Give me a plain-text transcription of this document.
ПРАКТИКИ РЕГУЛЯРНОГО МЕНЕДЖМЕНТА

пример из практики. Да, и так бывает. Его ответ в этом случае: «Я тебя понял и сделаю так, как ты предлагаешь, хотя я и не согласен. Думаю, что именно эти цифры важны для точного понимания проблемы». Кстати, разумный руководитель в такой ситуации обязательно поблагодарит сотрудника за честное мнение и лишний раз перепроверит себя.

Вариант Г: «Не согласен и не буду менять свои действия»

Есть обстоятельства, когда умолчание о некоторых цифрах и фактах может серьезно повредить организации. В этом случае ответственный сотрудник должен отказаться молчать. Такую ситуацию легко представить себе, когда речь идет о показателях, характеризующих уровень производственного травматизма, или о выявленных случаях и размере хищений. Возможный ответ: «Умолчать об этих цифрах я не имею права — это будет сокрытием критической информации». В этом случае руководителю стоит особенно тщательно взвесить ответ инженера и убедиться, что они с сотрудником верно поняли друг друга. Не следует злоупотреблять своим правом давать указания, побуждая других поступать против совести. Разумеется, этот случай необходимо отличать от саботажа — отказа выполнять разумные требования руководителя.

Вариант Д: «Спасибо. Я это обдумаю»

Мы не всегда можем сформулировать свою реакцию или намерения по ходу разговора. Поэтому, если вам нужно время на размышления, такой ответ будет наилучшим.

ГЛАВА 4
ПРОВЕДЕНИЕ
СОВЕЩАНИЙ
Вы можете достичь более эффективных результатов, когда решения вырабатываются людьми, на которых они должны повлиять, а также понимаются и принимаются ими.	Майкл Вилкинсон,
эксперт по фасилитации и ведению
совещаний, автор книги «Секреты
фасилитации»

· · ·

* **What is being asked**:
Count every line in the data that contains the word "Вариант", then give that count and nothing else.

* **Task solution**:
2